▸ WHAT IS REQUIRED: Your task is to extract every line from the material below exactly.

(A run of records)
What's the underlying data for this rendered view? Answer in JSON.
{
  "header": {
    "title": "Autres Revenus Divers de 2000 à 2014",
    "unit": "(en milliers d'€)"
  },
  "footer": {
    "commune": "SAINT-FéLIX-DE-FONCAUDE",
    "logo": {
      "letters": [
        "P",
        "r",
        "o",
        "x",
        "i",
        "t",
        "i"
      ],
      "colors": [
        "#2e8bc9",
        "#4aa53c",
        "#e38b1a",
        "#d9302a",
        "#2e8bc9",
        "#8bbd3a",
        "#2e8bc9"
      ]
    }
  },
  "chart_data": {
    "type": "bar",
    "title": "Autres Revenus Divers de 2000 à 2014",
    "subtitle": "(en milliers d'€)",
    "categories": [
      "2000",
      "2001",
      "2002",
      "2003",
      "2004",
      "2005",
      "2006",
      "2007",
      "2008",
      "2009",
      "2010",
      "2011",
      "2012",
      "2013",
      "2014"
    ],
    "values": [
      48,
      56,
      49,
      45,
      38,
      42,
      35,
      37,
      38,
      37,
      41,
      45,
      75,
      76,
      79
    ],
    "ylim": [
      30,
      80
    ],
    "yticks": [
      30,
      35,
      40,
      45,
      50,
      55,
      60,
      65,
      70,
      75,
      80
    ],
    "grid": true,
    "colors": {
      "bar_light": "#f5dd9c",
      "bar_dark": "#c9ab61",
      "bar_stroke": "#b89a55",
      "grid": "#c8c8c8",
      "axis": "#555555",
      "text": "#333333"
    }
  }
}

▸ SOLUTION FOR THIS EXERCISE:
What's the underlying data for this rendered view? Answer in JSON.
{
  "header": {
    "title": "Autres Revenus Divers de 2000 à 2014",
    "unit": "(en milliers d'€)"
  },
  "footer": {
    "commune": "SAINT-FéLIX-DE-FONCAUDE",
    "logo": {
      "letters": [
        "P",
        "r",
        "o",
        "x",
        "i",
        "t",
        "i"
      ],
      "colors": [
        "#2e8bc9",
        "#4aa53c",
        "#e38b1a",
        "#d9302a",
        "#2e8bc9",
        "#8bbd3a",
        "#2e8bc9"
      ]
    }
  },
  "chart_data": {
    "type": "bar",
    "title": "Autres Revenus Divers de 2000 à 2014",
    "subtitle": "(en milliers d'€)",
    "categories": [
      "2000",
      "2001",
      "2002",
      "2003",
      "2004",
      "2005",
      "2006",
      "2007",
      "2008",
      "2009",
      "2010",
      "2011",
      "2012",
      "2013",
      "2014"
    ],
    "values": [
      48,
      56,
      49,
      45,
      38,
      42,
      35,
      37,
      38,
      37,
      41,
      45,
      75,
      76,
      79
    ],
    "ylim": [
      30,
      80
    ],
    "yticks": [
      30,
      35,
      40,
      45,
      50,
      55,
      60,
      65,
      70,
      75,
      80
    ],
    "grid": true,
    "colors": {
      "bar_light": "#f5dd9c",
      "bar_dark": "#c9ab61",
      "bar_stroke": "#b89a55",
      "grid": "#c8c8c8",
      "axis": "#555555",
      "text": "#333333"
    }
  }
}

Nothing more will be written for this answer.